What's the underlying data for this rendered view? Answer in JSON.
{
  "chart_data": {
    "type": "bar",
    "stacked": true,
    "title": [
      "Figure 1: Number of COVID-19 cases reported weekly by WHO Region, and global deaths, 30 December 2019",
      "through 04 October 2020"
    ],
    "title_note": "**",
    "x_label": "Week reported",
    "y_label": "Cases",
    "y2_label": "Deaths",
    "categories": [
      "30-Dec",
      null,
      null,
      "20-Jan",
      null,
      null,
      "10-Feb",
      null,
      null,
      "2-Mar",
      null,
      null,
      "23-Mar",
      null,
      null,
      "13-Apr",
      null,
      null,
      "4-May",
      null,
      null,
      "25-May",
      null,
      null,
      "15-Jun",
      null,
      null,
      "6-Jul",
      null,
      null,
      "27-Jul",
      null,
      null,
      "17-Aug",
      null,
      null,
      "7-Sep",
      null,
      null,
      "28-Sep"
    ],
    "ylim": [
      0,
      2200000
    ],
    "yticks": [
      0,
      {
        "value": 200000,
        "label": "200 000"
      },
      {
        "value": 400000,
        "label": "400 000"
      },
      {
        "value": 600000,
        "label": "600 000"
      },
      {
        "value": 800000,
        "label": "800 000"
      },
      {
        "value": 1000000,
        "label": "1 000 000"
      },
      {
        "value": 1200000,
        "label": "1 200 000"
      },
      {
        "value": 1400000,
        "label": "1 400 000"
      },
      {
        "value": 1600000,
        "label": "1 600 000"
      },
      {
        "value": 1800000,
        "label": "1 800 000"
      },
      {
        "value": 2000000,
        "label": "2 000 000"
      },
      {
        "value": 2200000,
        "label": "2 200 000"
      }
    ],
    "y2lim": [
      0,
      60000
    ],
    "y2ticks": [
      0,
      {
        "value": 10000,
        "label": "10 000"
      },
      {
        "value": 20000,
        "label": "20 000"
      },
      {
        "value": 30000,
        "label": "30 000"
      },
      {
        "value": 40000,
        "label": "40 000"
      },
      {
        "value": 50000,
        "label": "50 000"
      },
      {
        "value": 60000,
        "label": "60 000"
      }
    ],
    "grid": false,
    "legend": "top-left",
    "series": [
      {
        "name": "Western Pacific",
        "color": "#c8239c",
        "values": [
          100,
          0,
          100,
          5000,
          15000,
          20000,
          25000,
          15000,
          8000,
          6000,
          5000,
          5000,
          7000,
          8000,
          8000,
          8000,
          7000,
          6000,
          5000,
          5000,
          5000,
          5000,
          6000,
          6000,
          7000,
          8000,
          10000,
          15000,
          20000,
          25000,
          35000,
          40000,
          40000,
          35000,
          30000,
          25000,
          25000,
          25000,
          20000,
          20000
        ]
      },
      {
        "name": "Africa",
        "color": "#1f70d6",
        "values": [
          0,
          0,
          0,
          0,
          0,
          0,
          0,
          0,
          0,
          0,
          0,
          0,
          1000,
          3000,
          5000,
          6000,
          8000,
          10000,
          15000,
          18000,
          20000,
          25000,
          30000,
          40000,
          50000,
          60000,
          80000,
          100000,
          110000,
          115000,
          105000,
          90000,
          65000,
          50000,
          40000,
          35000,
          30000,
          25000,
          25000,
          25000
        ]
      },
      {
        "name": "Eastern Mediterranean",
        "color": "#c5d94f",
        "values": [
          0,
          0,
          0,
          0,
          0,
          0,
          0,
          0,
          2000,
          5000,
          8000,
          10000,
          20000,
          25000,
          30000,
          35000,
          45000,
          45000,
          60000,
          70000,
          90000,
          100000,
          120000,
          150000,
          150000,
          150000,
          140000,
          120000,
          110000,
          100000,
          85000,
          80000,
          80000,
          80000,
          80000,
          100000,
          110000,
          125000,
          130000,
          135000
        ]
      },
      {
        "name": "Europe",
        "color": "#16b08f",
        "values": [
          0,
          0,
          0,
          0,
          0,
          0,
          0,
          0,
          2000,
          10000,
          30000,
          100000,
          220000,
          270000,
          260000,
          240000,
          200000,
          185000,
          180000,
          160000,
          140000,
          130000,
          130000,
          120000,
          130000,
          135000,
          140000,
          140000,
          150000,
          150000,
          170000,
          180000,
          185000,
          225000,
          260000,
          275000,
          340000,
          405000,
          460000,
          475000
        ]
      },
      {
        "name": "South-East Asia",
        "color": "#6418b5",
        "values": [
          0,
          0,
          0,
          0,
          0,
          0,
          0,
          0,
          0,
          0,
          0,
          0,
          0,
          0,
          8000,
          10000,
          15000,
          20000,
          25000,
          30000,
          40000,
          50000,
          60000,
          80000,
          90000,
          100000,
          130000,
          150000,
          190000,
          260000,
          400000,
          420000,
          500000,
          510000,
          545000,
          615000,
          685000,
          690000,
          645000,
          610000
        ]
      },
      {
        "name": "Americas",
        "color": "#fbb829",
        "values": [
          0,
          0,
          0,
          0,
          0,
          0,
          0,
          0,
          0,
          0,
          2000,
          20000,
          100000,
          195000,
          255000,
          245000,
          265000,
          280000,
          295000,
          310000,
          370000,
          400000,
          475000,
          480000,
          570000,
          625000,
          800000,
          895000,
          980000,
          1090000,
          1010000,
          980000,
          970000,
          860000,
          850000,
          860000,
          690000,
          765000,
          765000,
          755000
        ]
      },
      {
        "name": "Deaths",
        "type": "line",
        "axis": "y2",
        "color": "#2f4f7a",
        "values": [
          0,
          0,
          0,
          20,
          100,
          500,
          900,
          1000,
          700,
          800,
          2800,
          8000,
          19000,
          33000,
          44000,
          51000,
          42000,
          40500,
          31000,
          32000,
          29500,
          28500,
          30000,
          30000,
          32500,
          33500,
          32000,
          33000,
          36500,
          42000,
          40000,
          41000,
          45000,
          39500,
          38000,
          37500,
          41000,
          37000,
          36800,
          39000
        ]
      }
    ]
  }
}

Problem requirements
Extract, from the material above, each line holding the word "color".

Solution to this problem
        "color": "#c8239c",
        "color": "#1f70d6",
        "color": "#c5d94f",
        "color": "#16b08f",
        "color": "#6418b5",
        "color": "#fbb829",
        "color": "#2f4f7a",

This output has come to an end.